Lines containing the word "resulting" are the ones to copy from the records below.

-----

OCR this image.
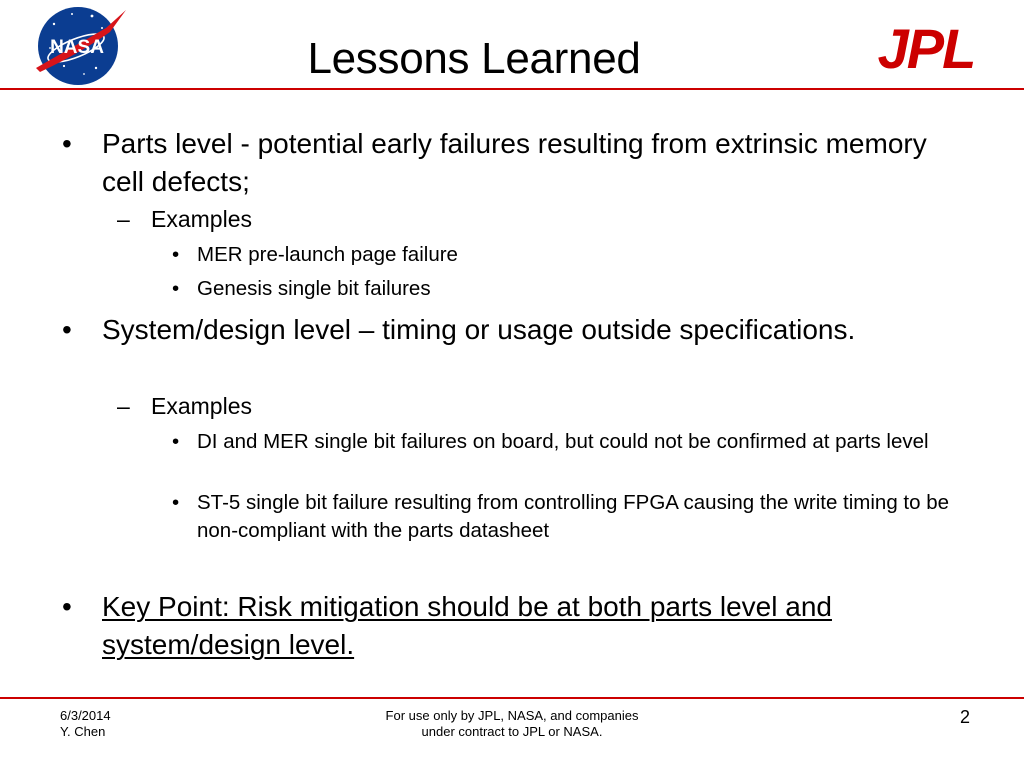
NASA	Lessons Learned	JPL
• Parts level - potential early failures resulting from extrinsic memory cell defects;
– Examples
• MER pre-launch page failure
• Genesis single bit failures
• System/design level – timing or usage outside specifications.
– Examples
• DI and MER single bit failures on board, but could not be confirmed at parts level
• ST-5 single bit failure resulting from controlling FPGA causing the write timing to be non-compliant with the parts datasheet
• Key Point: Risk mitigation should be at both parts level and system/design level.
6/3/2014
Y. Chen
For use only by JPL, NASA, and companies
under contract to JPL or NASA.
2
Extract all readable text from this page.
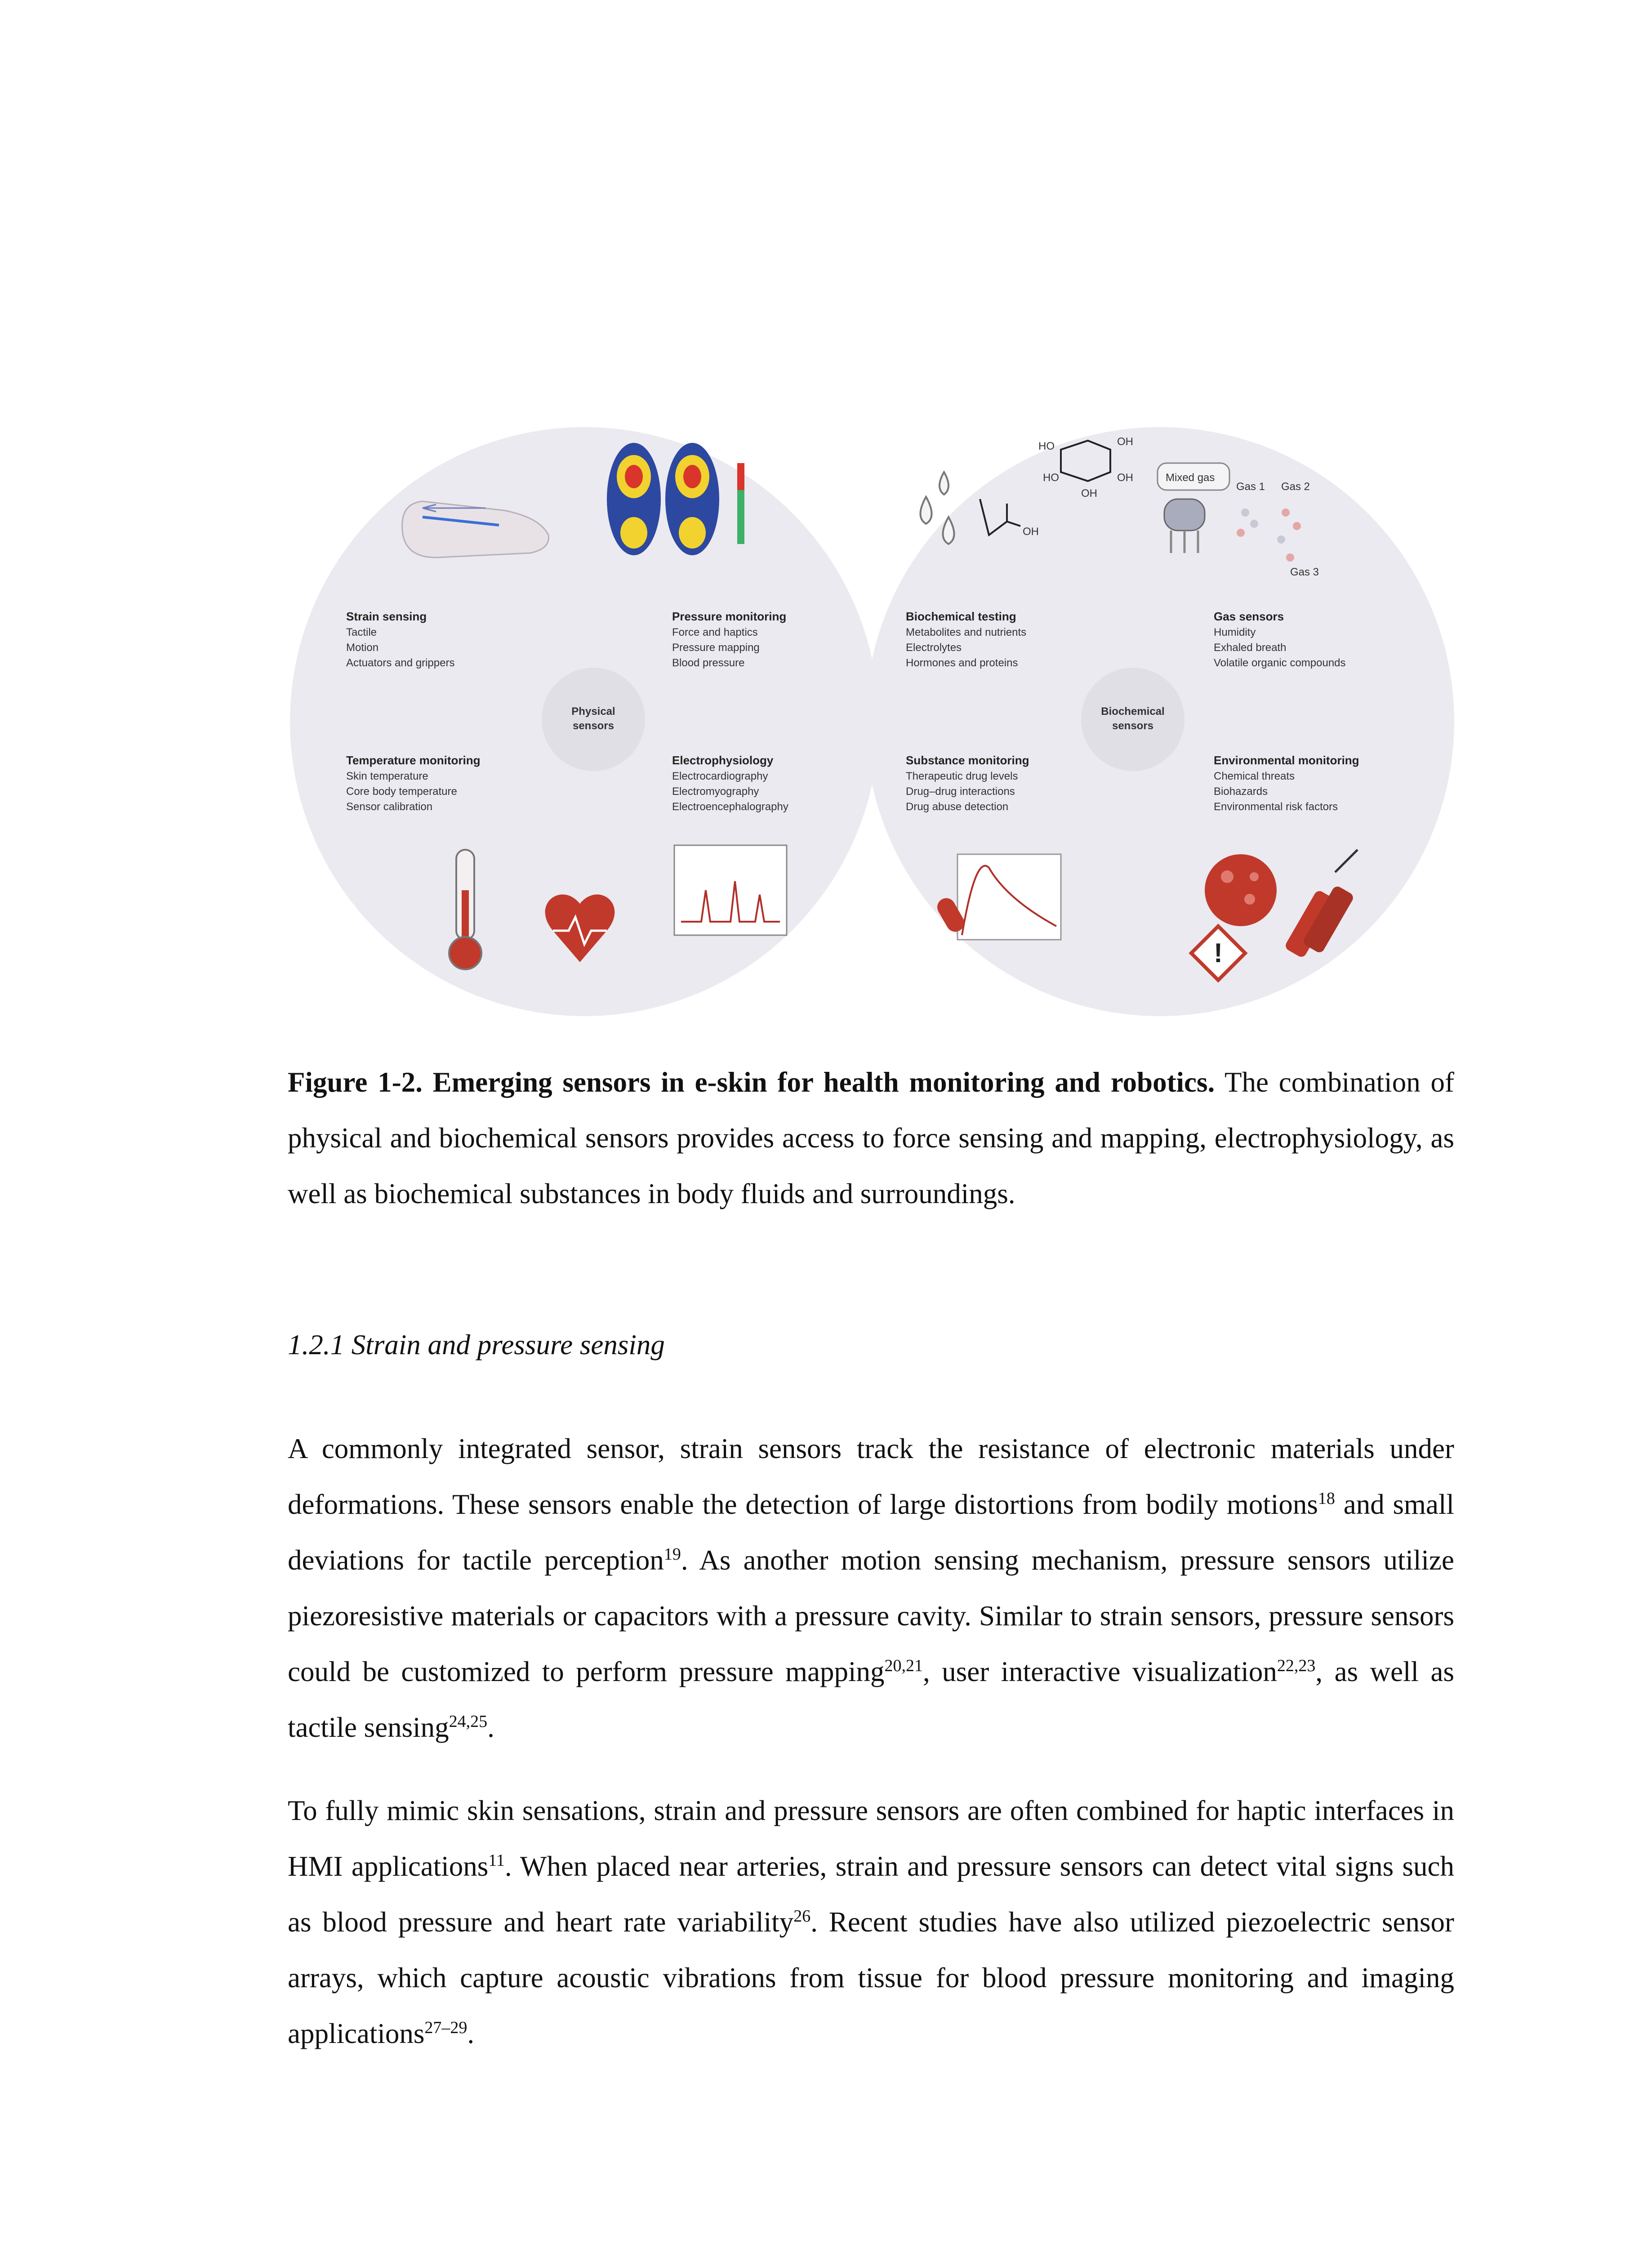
Physical
sensors
Biochemical
sensors
Strain sensing
Tactile
Motion
Actuators and grippers
Pressure monitoring
Force and haptics
Pressure mapping
Blood pressure
Temperature monitoring
Skin temperature
Core body temperature
Sensor calibration
Electrophysiology
Electrocardiography
Electromyography
Electroencephalography
Biochemical testing
Metabolites and nutrients
Electrolytes
Hormones and proteins
Gas sensors
Humidity
Exhaled breath
Volatile organic compounds
Substance monitoring
Therapeutic drug levels
Drug–drug interactions
Drug abuse detection
Environmental monitoring
Chemical threats
Biohazards
Environmental risk factors
HO	OH
HO	OH
OH
OH
Mixed gas
Gas 1 Gas 2
Gas 3
!

Figure 1-2. Emerging sensors in e-skin for health monitoring and robotics. The combination of physical and biochemical sensors provides access to force sensing and mapping, electrophysiology, as well as biochemical substances in body fluids and surroundings.

1.2.1 Strain and pressure sensing

A commonly integrated sensor, strain sensors track the resistance of electronic materials under deformations. These sensors enable the detection of large distortions from bodily motions$^{18}$ and small deviations for tactile perception$^{19}$. As another motion sensing mechanism, pressure sensors utilize piezoresistive materials or capacitors with a pressure cavity. Similar to strain sensors, pressure sensors could be customized to perform pressure mapping$^{20,21}$, user interactive visualization$^{22,23}$, as well as tactile sensing$^{24,25}$.

To fully mimic skin sensations, strain and pressure sensors are often combined for haptic interfaces in HMI applications$^{11}$. When placed near arteries, strain and pressure sensors can detect vital signs such as blood pressure and heart rate variability$^{26}$. Recent studies have also utilized piezoelectric sensor arrays, which capture acoustic vibrations from tissue for blood pressure monitoring and imaging applications$^{27-29}$.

-----

**Completed task:**
• Parts level - potential early failures resulting from extrinsic memory cell defects;
• ST-5 single bit failure resulting from controlling FPGA causing the write timing to be non-compliant with the parts datasheet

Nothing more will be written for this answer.